Input |
◇ ◇ ◇ ◇ ◇ ◇ ◇

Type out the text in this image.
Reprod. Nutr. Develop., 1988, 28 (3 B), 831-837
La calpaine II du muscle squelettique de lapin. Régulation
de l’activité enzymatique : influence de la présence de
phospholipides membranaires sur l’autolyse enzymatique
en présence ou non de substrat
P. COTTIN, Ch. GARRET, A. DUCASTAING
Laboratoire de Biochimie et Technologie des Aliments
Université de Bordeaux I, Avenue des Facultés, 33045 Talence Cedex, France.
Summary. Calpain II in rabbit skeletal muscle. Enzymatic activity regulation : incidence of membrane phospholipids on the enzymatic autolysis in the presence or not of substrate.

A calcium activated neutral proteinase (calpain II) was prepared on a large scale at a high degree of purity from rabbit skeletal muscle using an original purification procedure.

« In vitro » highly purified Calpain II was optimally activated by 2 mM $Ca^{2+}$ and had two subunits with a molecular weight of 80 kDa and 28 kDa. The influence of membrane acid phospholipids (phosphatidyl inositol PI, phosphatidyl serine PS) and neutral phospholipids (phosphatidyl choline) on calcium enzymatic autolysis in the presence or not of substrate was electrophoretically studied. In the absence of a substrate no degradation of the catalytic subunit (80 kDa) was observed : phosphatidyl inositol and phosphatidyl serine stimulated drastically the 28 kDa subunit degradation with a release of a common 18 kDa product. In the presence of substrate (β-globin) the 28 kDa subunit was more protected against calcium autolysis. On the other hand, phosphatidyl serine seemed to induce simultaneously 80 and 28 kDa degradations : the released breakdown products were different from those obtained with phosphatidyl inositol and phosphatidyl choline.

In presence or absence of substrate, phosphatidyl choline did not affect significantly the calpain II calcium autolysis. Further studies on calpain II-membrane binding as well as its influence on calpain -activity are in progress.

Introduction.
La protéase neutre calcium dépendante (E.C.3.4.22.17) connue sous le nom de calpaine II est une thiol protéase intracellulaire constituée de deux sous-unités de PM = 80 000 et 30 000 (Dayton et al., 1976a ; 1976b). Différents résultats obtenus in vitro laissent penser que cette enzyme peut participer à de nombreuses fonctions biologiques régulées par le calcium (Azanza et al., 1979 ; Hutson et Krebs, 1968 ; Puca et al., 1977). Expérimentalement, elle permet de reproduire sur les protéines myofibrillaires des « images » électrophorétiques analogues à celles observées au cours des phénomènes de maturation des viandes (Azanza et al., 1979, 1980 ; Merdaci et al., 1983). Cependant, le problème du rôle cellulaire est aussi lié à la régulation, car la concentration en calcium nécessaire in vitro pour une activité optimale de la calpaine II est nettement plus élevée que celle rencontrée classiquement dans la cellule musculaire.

◇ ◇ ◇ ◇ ◇ ◇ ◇

The task | Every line of the listing, first to last, should be retyped exactly.

Response to this task |
Type out the text in this image.
Reprod. Nutr. Develop., 1988, 28 (3 B), 831-837
La calpaine II du muscle squelettique de lapin. Régulation
de l’activité enzymatique : influence de la présence de
phospholipides membranaires sur l’autolyse enzymatique
en présence ou non de substrat
P. COTTIN, Ch. GARRET, A. DUCASTAING
Laboratoire de Biochimie et Technologie des Aliments
Université de Bordeaux I, Avenue des Facultés, 33045 Talence Cedex, France.
Summary. Calpain II in rabbit skeletal muscle. Enzymatic activity regulation : incidence of membrane phospholipids on the enzymatic autolysis in the presence or not of substrate.

A calcium activated neutral proteinase (calpain II) was prepared on a large scale at a high degree of purity from rabbit skeletal muscle using an original purification procedure.

« In vitro » highly purified Calpain II was optimally activated by 2 mM $Ca^{2+}$ and had two subunits with a molecular weight of 80 kDa and 28 kDa. The influence of membrane acid phospholipids (phosphatidyl inositol PI, phosphatidyl serine PS) and neutral phospholipids (phosphatidyl choline) on calcium enzymatic autolysis in the presence or not of substrate was electrophoretically studied. In the absence of a substrate no degradation of the catalytic subunit (80 kDa) was observed : phosphatidyl inositol and phosphatidyl serine stimulated drastically the 28 kDa subunit degradation with a release of a common 18 kDa product. In the presence of substrate (β-globin) the 28 kDa subunit was more protected against calcium autolysis. On the other hand, phosphatidyl serine seemed to induce simultaneously 80 and 28 kDa degradations : the released breakdown products were different from those obtained with phosphatidyl inositol and phosphatidyl choline.

In presence or absence of substrate, phosphatidyl choline did not affect significantly the calpain II calcium autolysis. Further studies on calpain II-membrane binding as well as its influence on calpain -activity are in progress.

Introduction.
La protéase neutre calcium dépendante (E.C.3.4.22.17) connue sous le nom de calpaine II est une thiol protéase intracellulaire constituée de deux sous-unités de PM = 80 000 et 30 000 (Dayton et al., 1976a ; 1976b). Différents résultats obtenus in vitro laissent penser que cette enzyme peut participer à de nombreuses fonctions biologiques régulées par le calcium (Azanza et al., 1979 ; Hutson et Krebs, 1968 ; Puca et al., 1977). Expérimentalement, elle permet de reproduire sur les protéines myofibrillaires des « images » électrophorétiques analogues à celles observées au cours des phénomènes de maturation des viandes (Azanza et al., 1979, 1980 ; Merdaci et al., 1983). Cependant, le problème du rôle cellulaire est aussi lié à la régulation, car la concentration en calcium nécessaire in vitro pour une activité optimale de la calpaine II est nettement plus élevée que celle rencontrée classiquement dans la cellule musculaire.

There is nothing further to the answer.